**Directions for this task:** Scan the entries below. List each line with "abroad".

□ □ □ □

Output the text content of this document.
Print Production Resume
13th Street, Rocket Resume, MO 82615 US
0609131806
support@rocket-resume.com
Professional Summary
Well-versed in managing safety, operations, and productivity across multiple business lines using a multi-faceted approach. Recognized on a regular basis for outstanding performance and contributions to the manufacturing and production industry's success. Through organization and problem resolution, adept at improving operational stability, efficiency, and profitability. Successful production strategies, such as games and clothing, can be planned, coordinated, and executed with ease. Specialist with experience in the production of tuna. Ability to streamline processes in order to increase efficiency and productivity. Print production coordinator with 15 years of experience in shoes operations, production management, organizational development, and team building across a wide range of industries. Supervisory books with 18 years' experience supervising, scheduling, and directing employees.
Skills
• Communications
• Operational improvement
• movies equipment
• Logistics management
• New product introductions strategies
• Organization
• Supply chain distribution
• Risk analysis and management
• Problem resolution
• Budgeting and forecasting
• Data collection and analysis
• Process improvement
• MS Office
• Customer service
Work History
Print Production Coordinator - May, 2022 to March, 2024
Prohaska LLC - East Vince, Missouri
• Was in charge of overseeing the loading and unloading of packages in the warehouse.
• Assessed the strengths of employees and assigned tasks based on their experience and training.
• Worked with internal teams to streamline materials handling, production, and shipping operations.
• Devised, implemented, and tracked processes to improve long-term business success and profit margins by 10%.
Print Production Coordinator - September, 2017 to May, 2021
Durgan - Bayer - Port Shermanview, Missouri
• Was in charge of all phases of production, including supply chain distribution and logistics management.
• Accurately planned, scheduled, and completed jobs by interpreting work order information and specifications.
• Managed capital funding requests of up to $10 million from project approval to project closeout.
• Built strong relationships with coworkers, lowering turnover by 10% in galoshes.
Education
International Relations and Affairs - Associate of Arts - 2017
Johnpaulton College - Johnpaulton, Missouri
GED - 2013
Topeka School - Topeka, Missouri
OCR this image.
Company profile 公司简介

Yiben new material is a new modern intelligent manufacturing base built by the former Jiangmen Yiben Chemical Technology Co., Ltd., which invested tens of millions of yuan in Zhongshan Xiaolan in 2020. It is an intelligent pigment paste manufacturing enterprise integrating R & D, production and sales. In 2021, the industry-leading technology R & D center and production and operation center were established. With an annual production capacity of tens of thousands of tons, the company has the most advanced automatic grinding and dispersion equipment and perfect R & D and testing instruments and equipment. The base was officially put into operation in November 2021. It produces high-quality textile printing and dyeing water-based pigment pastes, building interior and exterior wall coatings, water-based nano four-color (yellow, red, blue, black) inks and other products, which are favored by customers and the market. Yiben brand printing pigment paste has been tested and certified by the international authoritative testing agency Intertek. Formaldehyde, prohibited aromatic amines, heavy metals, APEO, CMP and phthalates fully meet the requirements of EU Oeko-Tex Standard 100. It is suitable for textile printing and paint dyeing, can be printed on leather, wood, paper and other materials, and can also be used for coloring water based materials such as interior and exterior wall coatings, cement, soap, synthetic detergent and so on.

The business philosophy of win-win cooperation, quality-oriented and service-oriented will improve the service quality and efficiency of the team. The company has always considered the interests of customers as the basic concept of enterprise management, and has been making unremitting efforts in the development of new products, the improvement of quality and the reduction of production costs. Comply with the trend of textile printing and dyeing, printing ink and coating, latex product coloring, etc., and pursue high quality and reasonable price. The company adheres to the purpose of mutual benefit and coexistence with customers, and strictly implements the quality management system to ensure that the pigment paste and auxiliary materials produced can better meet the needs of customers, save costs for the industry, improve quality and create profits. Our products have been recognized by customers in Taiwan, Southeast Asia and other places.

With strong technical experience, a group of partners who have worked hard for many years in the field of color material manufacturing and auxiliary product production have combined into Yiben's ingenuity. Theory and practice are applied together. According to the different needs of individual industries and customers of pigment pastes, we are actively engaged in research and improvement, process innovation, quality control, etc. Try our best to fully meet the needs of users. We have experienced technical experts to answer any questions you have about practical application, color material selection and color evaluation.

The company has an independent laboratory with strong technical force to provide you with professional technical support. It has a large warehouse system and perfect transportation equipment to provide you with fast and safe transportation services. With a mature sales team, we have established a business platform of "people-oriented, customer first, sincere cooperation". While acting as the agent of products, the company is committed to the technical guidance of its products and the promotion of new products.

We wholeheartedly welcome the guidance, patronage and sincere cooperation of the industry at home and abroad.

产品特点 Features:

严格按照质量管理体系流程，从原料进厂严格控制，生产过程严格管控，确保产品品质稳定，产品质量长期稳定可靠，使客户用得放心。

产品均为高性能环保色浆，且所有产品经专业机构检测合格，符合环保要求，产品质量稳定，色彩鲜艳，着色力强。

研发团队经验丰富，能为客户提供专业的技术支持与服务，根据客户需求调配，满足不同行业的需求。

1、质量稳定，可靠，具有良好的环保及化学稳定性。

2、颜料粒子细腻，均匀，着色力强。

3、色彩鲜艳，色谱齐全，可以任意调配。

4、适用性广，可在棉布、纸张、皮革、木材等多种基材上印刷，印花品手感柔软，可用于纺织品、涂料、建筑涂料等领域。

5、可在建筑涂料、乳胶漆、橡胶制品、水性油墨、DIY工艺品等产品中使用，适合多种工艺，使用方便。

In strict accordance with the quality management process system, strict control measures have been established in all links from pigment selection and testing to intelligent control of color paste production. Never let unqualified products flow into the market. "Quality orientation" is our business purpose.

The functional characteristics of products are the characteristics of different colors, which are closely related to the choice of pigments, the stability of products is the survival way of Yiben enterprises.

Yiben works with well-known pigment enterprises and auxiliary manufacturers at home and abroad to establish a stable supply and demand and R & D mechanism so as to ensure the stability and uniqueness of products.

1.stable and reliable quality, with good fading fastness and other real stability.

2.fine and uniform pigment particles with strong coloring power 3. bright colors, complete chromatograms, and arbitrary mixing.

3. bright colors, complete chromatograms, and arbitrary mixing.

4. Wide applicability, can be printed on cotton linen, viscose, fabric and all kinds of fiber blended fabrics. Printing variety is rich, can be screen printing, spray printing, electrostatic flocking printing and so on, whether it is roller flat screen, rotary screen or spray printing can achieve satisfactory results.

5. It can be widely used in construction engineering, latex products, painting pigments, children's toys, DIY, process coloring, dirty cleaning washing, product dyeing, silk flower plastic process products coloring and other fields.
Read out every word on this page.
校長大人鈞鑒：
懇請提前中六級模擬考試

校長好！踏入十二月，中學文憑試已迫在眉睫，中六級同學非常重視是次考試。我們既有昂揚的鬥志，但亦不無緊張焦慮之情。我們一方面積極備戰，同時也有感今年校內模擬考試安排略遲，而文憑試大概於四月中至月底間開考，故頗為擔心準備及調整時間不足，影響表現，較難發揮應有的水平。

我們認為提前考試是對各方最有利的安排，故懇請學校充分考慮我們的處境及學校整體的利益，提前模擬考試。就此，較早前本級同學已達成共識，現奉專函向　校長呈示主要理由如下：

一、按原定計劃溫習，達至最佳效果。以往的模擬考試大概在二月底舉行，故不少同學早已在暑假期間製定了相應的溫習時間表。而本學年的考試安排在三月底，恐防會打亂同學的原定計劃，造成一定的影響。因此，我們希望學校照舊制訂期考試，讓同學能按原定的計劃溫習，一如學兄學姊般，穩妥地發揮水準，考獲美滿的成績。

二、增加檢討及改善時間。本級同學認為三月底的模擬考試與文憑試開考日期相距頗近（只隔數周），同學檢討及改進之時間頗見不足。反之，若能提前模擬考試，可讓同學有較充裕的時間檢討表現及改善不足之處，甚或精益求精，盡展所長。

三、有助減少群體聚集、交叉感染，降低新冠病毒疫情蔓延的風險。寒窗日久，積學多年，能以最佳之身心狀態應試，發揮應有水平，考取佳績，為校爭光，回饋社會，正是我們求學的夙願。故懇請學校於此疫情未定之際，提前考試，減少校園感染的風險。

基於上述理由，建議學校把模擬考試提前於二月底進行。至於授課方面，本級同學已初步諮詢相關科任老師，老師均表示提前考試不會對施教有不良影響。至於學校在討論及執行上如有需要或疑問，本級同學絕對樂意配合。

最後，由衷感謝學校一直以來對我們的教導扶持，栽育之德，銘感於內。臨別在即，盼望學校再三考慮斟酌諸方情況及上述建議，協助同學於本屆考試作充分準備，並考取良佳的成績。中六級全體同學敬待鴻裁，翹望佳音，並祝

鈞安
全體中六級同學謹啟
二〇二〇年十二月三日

□ □ □ □

**Problem solution:**
We wholeheartedly welcome the guidance, patronage and sincere cooperation of the industry at home and abroad.
Yiben works with well-known pigment enterprises and auxiliary manufacturers at home and abroad to establish a stable supply and demand and R & D mechanism so as to ensure the stability and uniqueness of products.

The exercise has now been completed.